**The request:** Reproduce all of the data that follows, character for character.

=== Exercise data ===

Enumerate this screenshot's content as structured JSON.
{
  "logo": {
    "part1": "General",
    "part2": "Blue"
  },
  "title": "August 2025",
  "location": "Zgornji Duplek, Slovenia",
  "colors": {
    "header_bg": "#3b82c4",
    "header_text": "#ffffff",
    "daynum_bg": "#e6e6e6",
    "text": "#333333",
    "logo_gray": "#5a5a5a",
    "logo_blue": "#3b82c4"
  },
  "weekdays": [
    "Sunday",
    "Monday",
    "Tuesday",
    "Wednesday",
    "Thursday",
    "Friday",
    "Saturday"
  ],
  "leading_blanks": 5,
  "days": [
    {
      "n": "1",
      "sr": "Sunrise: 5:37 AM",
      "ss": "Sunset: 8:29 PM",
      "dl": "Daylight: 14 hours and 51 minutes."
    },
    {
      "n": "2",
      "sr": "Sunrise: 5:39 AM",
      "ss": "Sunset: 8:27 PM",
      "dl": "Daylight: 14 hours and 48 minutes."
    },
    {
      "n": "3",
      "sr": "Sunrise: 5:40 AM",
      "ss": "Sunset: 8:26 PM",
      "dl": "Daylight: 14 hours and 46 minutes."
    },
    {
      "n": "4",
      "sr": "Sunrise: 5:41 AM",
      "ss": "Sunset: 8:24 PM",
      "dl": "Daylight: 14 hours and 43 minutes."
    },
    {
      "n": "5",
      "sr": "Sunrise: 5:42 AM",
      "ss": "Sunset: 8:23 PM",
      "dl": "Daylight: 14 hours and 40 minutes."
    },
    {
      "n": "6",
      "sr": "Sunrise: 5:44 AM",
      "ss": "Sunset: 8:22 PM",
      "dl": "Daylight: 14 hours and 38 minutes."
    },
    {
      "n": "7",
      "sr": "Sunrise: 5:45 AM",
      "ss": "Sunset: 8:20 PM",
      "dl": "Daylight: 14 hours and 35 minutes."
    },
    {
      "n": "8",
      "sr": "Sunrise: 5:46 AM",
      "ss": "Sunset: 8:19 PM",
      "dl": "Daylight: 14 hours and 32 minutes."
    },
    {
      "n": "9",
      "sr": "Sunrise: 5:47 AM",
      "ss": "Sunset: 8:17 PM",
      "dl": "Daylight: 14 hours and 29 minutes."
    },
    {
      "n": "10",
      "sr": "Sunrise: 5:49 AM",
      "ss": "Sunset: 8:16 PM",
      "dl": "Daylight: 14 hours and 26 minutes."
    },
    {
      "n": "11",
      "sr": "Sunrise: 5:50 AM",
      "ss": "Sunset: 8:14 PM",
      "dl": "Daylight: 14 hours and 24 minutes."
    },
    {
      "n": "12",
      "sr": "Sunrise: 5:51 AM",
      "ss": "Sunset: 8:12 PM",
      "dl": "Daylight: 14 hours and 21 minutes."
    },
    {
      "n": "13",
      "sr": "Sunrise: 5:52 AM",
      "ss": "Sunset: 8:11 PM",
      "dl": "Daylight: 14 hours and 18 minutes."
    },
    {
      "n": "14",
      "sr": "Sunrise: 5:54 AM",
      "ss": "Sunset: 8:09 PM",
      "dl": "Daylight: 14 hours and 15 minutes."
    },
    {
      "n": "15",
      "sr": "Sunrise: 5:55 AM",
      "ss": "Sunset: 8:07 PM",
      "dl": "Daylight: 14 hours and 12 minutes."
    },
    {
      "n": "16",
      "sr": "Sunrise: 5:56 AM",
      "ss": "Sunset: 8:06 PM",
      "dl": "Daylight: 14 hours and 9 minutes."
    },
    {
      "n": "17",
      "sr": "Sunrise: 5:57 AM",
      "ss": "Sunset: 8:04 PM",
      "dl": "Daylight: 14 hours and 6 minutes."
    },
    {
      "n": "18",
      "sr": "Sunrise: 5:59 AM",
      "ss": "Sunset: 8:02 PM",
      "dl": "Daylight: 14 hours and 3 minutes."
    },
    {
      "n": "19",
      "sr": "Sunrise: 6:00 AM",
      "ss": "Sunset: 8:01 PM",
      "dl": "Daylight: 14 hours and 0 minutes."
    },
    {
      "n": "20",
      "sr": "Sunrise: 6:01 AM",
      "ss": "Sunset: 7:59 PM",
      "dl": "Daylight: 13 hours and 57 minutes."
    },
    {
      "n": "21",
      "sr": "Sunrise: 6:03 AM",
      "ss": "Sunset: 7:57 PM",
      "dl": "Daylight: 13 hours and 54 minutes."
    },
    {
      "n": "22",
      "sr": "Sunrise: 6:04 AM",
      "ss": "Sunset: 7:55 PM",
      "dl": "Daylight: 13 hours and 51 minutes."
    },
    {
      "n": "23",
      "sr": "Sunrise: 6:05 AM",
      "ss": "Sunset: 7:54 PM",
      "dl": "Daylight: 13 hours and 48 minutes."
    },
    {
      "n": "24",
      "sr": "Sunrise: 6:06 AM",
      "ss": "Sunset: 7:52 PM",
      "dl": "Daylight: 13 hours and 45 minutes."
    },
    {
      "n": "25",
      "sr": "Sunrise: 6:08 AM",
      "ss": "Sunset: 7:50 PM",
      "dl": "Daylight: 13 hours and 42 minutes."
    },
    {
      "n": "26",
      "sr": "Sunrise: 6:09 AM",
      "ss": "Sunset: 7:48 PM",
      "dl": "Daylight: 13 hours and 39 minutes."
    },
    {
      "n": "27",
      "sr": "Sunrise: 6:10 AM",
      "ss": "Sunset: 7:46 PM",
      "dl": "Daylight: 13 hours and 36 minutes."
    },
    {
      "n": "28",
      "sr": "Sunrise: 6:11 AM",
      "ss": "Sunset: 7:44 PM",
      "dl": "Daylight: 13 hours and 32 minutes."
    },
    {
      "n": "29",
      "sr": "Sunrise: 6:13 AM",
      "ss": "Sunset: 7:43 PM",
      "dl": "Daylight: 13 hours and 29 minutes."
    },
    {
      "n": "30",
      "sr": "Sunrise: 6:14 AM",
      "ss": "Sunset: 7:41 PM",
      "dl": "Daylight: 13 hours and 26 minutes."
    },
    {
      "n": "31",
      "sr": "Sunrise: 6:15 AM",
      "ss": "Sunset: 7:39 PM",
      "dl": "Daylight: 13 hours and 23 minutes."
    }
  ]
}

===

**Result of the exercise:**
Enumerate this screenshot's content as structured JSON.
{
  "logo": {
    "part1": "General",
    "part2": "Blue"
  },
  "title": "August 2025",
  "location": "Zgornji Duplek, Slovenia",
  "colors": {
    "header_bg": "#3b82c4",
    "header_text": "#ffffff",
    "daynum_bg": "#e6e6e6",
    "text": "#333333",
    "logo_gray": "#5a5a5a",
    "logo_blue": "#3b82c4"
  },
  "weekdays": [
    "Sunday",
    "Monday",
    "Tuesday",
    "Wednesday",
    "Thursday",
    "Friday",
    "Saturday"
  ],
  "leading_blanks": 5,
  "days": [
    {
      "n": "1",
      "sr": "Sunrise: 5:37 AM",
      "ss": "Sunset: 8:29 PM",
      "dl": "Daylight: 14 hours and 51 minutes."
    },
    {
      "n": "2",
      "sr": "Sunrise: 5:39 AM",
      "ss": "Sunset: 8:27 PM",
      "dl": "Daylight: 14 hours and 48 minutes."
    },
    {
      "n": "3",
      "sr": "Sunrise: 5:40 AM",
      "ss": "Sunset: 8:26 PM",
      "dl": "Daylight: 14 hours and 46 minutes."
    },
    {
      "n": "4",
      "sr": "Sunrise: 5:41 AM",
      "ss": "Sunset: 8:24 PM",
      "dl": "Daylight: 14 hours and 43 minutes."
    },
    {
      "n": "5",
      "sr": "Sunrise: 5:42 AM",
      "ss": "Sunset: 8:23 PM",
      "dl": "Daylight: 14 hours and 40 minutes."
    },
    {
      "n": "6",
      "sr": "Sunrise: 5:44 AM",
      "ss": "Sunset: 8:22 PM",
      "dl": "Daylight: 14 hours and 38 minutes."
    },
    {
      "n": "7",
      "sr": "Sunrise: 5:45 AM",
      "ss": "Sunset: 8:20 PM",
      "dl": "Daylight: 14 hours and 35 minutes."
    },
    {
      "n": "8",
      "sr": "Sunrise: 5:46 AM",
      "ss": "Sunset: 8:19 PM",
      "dl": "Daylight: 14 hours and 32 minutes."
    },
    {
      "n": "9",
      "sr": "Sunrise: 5:47 AM",
      "ss": "Sunset: 8:17 PM",
      "dl": "Daylight: 14 hours and 29 minutes."
    },
    {
      "n": "10",
      "sr": "Sunrise: 5:49 AM",
      "ss": "Sunset: 8:16 PM",
      "dl": "Daylight: 14 hours and 26 minutes."
    },
    {
      "n": "11",
      "sr": "Sunrise: 5:50 AM",
      "ss": "Sunset: 8:14 PM",
      "dl": "Daylight: 14 hours and 24 minutes."
    },
    {
      "n": "12",
      "sr": "Sunrise: 5:51 AM",
      "ss": "Sunset: 8:12 PM",
      "dl": "Daylight: 14 hours and 21 minutes."
    },
    {
      "n": "13",
      "sr": "Sunrise: 5:52 AM",
      "ss": "Sunset: 8:11 PM",
      "dl": "Daylight: 14 hours and 18 minutes."
    },
    {
      "n": "14",
      "sr": "Sunrise: 5:54 AM",
      "ss": "Sunset: 8:09 PM",
      "dl": "Daylight: 14 hours and 15 minutes."
    },
    {
      "n": "15",
      "sr": "Sunrise: 5:55 AM",
      "ss": "Sunset: 8:07 PM",
      "dl": "Daylight: 14 hours and 12 minutes."
    },
    {
      "n": "16",
      "sr": "Sunrise: 5:56 AM",
      "ss": "Sunset: 8:06 PM",
      "dl": "Daylight: 14 hours and 9 minutes."
    },
    {
      "n": "17",
      "sr": "Sunrise: 5:57 AM",
      "ss": "Sunset: 8:04 PM",
      "dl": "Daylight: 14 hours and 6 minutes."
    },
    {
      "n": "18",
      "sr": "Sunrise: 5:59 AM",
      "ss": "Sunset: 8:02 PM",
      "dl": "Daylight: 14 hours and 3 minutes."
    },
    {
      "n": "19",
      "sr": "Sunrise: 6:00 AM",
      "ss": "Sunset: 8:01 PM",
      "dl": "Daylight: 14 hours and 0 minutes."
    },
    {
      "n": "20",
      "sr": "Sunrise: 6:01 AM",
      "ss": "Sunset: 7:59 PM",
      "dl": "Daylight: 13 hours and 57 minutes."
    },
    {
      "n": "21",
      "sr": "Sunrise: 6:03 AM",
      "ss": "Sunset: 7:57 PM",
      "dl": "Daylight: 13 hours and 54 minutes."
    },
    {
      "n": "22",
      "sr": "Sunrise: 6:04 AM",
      "ss": "Sunset: 7:55 PM",
      "dl": "Daylight: 13 hours and 51 minutes."
    },
    {
      "n": "23",
      "sr": "Sunrise: 6:05 AM",
      "ss": "Sunset: 7:54 PM",
      "dl": "Daylight: 13 hours and 48 minutes."
    },
    {
      "n": "24",
      "sr": "Sunrise: 6:06 AM",
      "ss": "Sunset: 7:52 PM",
      "dl": "Daylight: 13 hours and 45 minutes."
    },
    {
      "n": "25",
      "sr": "Sunrise: 6:08 AM",
      "ss": "Sunset: 7:50 PM",
      "dl": "Daylight: 13 hours and 42 minutes."
    },
    {
      "n": "26",
      "sr": "Sunrise: 6:09 AM",
      "ss": "Sunset: 7:48 PM",
      "dl": "Daylight: 13 hours and 39 minutes."
    },
    {
      "n": "27",
      "sr": "Sunrise: 6:10 AM",
      "ss": "Sunset: 7:46 PM",
      "dl": "Daylight: 13 hours and 36 minutes."
    },
    {
      "n": "28",
      "sr": "Sunrise: 6:11 AM",
      "ss": "Sunset: 7:44 PM",
      "dl": "Daylight: 13 hours and 32 minutes."
    },
    {
      "n": "29",
      "sr": "Sunrise: 6:13 AM",
      "ss": "Sunset: 7:43 PM",
      "dl": "Daylight: 13 hours and 29 minutes."
    },
    {
      "n": "30",
      "sr": "Sunrise: 6:14 AM",
      "ss": "Sunset: 7:41 PM",
      "dl": "Daylight: 13 hours and 26 minutes."
    },
    {
      "n": "31",
      "sr": "Sunrise: 6:15 AM",
      "ss": "Sunset: 7:39 PM",
      "dl": "Daylight: 13 hours and 23 minutes."
    }
  ]
}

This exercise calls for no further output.